Repeat each line exactly, leaving nothing out.
------ Raw data
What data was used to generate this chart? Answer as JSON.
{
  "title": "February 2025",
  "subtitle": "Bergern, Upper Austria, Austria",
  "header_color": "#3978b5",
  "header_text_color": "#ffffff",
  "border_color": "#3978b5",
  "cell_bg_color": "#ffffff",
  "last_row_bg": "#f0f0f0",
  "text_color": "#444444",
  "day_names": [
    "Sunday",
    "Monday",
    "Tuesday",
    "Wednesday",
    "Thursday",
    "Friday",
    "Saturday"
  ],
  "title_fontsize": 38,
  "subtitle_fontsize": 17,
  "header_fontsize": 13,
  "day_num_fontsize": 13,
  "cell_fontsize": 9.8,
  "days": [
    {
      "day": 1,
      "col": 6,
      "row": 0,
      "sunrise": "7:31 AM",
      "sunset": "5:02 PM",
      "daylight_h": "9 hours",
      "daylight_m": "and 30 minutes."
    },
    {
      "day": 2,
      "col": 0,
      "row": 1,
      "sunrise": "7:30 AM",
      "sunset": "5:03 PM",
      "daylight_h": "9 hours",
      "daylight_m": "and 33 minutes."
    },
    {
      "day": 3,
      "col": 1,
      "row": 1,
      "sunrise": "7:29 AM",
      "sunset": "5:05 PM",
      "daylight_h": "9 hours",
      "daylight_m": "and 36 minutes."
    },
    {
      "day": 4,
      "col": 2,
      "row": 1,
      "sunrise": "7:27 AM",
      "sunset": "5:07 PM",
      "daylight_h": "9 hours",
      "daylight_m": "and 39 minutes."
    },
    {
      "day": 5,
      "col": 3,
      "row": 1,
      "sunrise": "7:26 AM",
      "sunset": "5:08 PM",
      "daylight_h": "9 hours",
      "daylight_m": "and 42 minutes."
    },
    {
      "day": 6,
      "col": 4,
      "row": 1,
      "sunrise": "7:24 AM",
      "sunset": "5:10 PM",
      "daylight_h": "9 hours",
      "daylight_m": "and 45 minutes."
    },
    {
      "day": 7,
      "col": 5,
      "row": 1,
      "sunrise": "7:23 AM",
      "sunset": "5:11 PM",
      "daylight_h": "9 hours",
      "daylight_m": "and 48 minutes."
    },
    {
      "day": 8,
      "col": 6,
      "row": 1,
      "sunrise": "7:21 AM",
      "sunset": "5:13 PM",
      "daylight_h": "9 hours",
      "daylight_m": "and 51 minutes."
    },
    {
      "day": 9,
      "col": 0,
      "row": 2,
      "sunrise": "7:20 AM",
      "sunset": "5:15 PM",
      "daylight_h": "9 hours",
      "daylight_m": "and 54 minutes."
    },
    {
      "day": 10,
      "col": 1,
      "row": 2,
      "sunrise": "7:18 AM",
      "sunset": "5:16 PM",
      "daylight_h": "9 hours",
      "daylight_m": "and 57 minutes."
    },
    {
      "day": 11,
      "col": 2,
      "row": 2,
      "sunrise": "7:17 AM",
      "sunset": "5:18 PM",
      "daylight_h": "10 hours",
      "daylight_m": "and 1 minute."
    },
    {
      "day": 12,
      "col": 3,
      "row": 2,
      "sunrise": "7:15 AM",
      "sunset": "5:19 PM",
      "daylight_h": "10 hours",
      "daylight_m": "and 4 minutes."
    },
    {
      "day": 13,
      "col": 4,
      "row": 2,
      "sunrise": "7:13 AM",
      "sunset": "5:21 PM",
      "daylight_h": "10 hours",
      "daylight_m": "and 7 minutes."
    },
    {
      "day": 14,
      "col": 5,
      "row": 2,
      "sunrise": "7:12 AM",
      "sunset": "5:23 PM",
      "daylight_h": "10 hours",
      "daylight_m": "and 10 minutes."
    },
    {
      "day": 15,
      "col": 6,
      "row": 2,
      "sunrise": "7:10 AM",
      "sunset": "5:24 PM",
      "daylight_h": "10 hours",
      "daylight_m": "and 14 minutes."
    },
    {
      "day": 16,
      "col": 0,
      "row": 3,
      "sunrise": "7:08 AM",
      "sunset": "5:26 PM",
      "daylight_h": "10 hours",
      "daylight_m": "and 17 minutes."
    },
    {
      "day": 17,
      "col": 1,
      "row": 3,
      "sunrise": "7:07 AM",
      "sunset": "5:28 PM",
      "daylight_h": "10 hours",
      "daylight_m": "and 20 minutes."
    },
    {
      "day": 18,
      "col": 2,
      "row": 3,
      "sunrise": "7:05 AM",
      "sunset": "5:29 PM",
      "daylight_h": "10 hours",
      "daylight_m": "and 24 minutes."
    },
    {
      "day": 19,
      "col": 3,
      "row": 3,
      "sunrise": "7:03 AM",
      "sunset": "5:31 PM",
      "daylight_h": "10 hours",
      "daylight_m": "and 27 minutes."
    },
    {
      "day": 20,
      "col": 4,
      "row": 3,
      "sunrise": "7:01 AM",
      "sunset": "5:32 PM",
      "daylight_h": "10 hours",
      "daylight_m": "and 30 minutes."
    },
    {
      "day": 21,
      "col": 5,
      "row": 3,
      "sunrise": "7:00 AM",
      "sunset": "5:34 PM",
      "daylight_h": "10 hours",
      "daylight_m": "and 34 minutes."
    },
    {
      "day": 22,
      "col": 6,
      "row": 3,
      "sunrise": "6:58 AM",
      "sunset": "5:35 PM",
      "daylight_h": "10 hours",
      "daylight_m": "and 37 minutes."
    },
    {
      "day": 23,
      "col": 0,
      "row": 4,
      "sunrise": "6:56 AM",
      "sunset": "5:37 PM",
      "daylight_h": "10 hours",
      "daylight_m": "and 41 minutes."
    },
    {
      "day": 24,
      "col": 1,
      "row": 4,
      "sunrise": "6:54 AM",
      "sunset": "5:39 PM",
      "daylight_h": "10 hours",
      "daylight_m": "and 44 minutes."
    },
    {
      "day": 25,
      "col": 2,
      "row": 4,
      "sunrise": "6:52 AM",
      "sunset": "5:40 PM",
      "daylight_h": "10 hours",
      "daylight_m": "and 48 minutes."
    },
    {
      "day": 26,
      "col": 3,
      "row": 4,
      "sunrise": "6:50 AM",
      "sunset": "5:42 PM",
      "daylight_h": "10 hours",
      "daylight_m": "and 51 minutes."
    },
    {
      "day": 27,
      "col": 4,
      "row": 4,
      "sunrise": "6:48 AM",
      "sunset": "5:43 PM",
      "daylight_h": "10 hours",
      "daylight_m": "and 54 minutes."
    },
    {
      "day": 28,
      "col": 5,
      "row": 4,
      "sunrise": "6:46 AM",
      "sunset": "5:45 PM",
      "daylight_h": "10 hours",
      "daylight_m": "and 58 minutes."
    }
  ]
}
------------
* [Solution below]
What data was used to generate this chart? Answer as JSON.
{
  "title": "February 2025",
  "subtitle": "Bergern, Upper Austria, Austria",
  "header_color": "#3978b5",
  "header_text_color": "#ffffff",
  "border_color": "#3978b5",
  "cell_bg_color": "#ffffff",
  "last_row_bg": "#f0f0f0",
  "text_color": "#444444",
  "day_names": [
    "Sunday",
    "Monday",
    "Tuesday",
    "Wednesday",
    "Thursday",
    "Friday",
    "Saturday"
  ],
  "title_fontsize": 38,
  "subtitle_fontsize": 17,
  "header_fontsize": 13,
  "day_num_fontsize": 13,
  "cell_fontsize": 9.8,
  "days": [
    {
      "day": 1,
      "col": 6,
      "row": 0,
      "sunrise": "7:31 AM",
      "sunset": "5:02 PM",
      "daylight_h": "9 hours",
      "daylight_m": "and 30 minutes."
    },
    {
      "day": 2,
      "col": 0,
      "row": 1,
      "sunrise": "7:30 AM",
      "sunset": "5:03 PM",
      "daylight_h": "9 hours",
      "daylight_m": "and 33 minutes."
    },
    {
      "day": 3,
      "col": 1,
      "row": 1,
      "sunrise": "7:29 AM",
      "sunset": "5:05 PM",
      "daylight_h": "9 hours",
      "daylight_m": "and 36 minutes."
    },
    {
      "day": 4,
      "col": 2,
      "row": 1,
      "sunrise": "7:27 AM",
      "sunset": "5:07 PM",
      "daylight_h": "9 hours",
      "daylight_m": "and 39 minutes."
    },
    {
      "day": 5,
      "col": 3,
      "row": 1,
      "sunrise": "7:26 AM",
      "sunset": "5:08 PM",
      "daylight_h": "9 hours",
      "daylight_m": "and 42 minutes."
    },
    {
      "day": 6,
      "col": 4,
      "row": 1,
      "sunrise": "7:24 AM",
      "sunset": "5:10 PM",
      "daylight_h": "9 hours",
      "daylight_m": "and 45 minutes."
    },
    {
      "day": 7,
      "col": 5,
      "row": 1,
      "sunrise": "7:23 AM",
      "sunset": "5:11 PM",
      "daylight_h": "9 hours",
      "daylight_m": "and 48 minutes."
    },
    {
      "day": 8,
      "col": 6,
      "row": 1,
      "sunrise": "7:21 AM",
      "sunset": "5:13 PM",
      "daylight_h": "9 hours",
      "daylight_m": "and 51 minutes."
    },
    {
      "day": 9,
      "col": 0,
      "row": 2,
      "sunrise": "7:20 AM",
      "sunset": "5:15 PM",
      "daylight_h": "9 hours",
      "daylight_m": "and 54 minutes."
    },
    {
      "day": 10,
      "col": 1,
      "row": 2,
      "sunrise": "7:18 AM",
      "sunset": "5:16 PM",
      "daylight_h": "9 hours",
      "daylight_m": "and 57 minutes."
    },
    {
      "day": 11,
      "col": 2,
      "row": 2,
      "sunrise": "7:17 AM",
      "sunset": "5:18 PM",
      "daylight_h": "10 hours",
      "daylight_m": "and 1 minute."
    },
    {
      "day": 12,
      "col": 3,
      "row": 2,
      "sunrise": "7:15 AM",
      "sunset": "5:19 PM",
      "daylight_h": "10 hours",
      "daylight_m": "and 4 minutes."
    },
    {
      "day": 13,
      "col": 4,
      "row": 2,
      "sunrise": "7:13 AM",
      "sunset": "5:21 PM",
      "daylight_h": "10 hours",
      "daylight_m": "and 7 minutes."
    },
    {
      "day": 14,
      "col": 5,
      "row": 2,
      "sunrise": "7:12 AM",
      "sunset": "5:23 PM",
      "daylight_h": "10 hours",
      "daylight_m": "and 10 minutes."
    },
    {
      "day": 15,
      "col": 6,
      "row": 2,
      "sunrise": "7:10 AM",
      "sunset": "5:24 PM",
      "daylight_h": "10 hours",
      "daylight_m": "and 14 minutes."
    },
    {
      "day": 16,
      "col": 0,
      "row": 3,
      "sunrise": "7:08 AM",
      "sunset": "5:26 PM",
      "daylight_h": "10 hours",
      "daylight_m": "and 17 minutes."
    },
    {
      "day": 17,
      "col": 1,
      "row": 3,
      "sunrise": "7:07 AM",
      "sunset": "5:28 PM",
      "daylight_h": "10 hours",
      "daylight_m": "and 20 minutes."
    },
    {
      "day": 18,
      "col": 2,
      "row": 3,
      "sunrise": "7:05 AM",
      "sunset": "5:29 PM",
      "daylight_h": "10 hours",
      "daylight_m": "and 24 minutes."
    },
    {
      "day": 19,
      "col": 3,
      "row": 3,
      "sunrise": "7:03 AM",
      "sunset": "5:31 PM",
      "daylight_h": "10 hours",
      "daylight_m": "and 27 minutes."
    },
    {
      "day": 20,
      "col": 4,
      "row": 3,
      "sunrise": "7:01 AM",
      "sunset": "5:32 PM",
      "daylight_h": "10 hours",
      "daylight_m": "and 30 minutes."
    },
    {
      "day": 21,
      "col": 5,
      "row": 3,
      "sunrise": "7:00 AM",
      "sunset": "5:34 PM",
      "daylight_h": "10 hours",
      "daylight_m": "and 34 minutes."
    },
    {
      "day": 22,
      "col": 6,
      "row": 3,
      "sunrise": "6:58 AM",
      "sunset": "5:35 PM",
      "daylight_h": "10 hours",
      "daylight_m": "and 37 minutes."
    },
    {
      "day": 23,
      "col": 0,
      "row": 4,
      "sunrise": "6:56 AM",
      "sunset": "5:37 PM",
      "daylight_h": "10 hours",
      "daylight_m": "and 41 minutes."
    },
    {
      "day": 24,
      "col": 1,
      "row": 4,
      "sunrise": "6:54 AM",
      "sunset": "5:39 PM",
      "daylight_h": "10 hours",
      "daylight_m": "and 44 minutes."
    },
    {
      "day": 25,
      "col": 2,
      "row": 4,
      "sunrise": "6:52 AM",
      "sunset": "5:40 PM",
      "daylight_h": "10 hours",
      "daylight_m": "and 48 minutes."
    },
    {
      "day": 26,
      "col": 3,
      "row": 4,
      "sunrise": "6:50 AM",
      "sunset": "5:42 PM",
      "daylight_h": "10 hours",
      "daylight_m": "and 51 minutes."
    },
    {
      "day": 27,
      "col": 4,
      "row": 4,
      "sunrise": "6:48 AM",
      "sunset": "5:43 PM",
      "daylight_h": "10 hours",
      "daylight_m": "and 54 minutes."
    },
    {
      "day": 28,
      "col": 5,
      "row": 4,
      "sunrise": "6:46 AM",
      "sunset": "5:45 PM",
      "daylight_h": "10 hours",
      "daylight_m": "and 58 minutes."
    }
  ]
}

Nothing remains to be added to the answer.